**What this task involves**: Count every line below in which "text" occurs, then give only the count.

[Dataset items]

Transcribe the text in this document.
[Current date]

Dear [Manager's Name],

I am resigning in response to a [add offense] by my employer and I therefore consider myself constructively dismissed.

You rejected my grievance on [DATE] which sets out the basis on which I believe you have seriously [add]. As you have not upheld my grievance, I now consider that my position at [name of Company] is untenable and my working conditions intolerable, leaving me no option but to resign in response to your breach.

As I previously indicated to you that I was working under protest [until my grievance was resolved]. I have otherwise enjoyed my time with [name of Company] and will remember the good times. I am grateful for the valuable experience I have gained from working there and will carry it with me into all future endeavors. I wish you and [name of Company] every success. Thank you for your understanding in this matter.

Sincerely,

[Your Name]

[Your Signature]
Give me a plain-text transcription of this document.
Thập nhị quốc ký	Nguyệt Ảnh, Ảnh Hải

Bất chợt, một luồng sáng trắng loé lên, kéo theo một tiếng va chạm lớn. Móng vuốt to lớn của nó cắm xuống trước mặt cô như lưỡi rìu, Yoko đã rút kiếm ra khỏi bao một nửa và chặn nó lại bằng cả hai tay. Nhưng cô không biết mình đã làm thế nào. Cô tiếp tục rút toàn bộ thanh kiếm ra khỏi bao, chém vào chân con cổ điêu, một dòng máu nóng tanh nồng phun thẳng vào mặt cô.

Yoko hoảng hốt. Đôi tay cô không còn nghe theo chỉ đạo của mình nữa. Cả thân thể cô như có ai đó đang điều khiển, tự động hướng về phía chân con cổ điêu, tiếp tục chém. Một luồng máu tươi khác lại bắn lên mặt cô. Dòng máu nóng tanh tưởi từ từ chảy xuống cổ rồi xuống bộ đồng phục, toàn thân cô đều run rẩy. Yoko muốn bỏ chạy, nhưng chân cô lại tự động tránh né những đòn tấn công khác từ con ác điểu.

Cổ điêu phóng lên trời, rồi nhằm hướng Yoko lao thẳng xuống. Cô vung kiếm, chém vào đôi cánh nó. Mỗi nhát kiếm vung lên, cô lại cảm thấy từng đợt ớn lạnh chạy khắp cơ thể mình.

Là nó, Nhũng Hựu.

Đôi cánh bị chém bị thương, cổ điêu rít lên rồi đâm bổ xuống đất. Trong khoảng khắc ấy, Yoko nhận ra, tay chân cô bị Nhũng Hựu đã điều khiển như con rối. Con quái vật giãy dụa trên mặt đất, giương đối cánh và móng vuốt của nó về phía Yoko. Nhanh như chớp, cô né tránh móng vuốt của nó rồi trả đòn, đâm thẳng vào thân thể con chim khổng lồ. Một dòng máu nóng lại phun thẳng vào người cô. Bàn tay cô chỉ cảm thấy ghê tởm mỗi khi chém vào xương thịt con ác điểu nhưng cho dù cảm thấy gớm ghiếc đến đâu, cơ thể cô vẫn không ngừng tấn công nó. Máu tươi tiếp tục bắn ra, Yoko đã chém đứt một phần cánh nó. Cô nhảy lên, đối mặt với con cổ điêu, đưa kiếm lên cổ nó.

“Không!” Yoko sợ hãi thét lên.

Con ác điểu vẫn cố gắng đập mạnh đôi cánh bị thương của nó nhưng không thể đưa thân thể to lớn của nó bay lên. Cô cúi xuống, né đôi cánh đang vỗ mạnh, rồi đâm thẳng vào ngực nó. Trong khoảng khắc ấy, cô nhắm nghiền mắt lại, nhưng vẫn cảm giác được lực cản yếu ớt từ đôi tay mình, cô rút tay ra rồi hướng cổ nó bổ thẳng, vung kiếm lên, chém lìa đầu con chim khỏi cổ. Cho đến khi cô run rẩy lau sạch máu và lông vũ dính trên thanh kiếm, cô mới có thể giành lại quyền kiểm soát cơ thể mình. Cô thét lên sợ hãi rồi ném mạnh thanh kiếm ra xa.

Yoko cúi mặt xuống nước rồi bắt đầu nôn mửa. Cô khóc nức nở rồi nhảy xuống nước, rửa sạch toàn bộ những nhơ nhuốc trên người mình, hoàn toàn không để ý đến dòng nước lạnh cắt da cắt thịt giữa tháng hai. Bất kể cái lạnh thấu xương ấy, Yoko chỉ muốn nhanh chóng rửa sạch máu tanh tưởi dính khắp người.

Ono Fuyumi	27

**Expected answer**: 2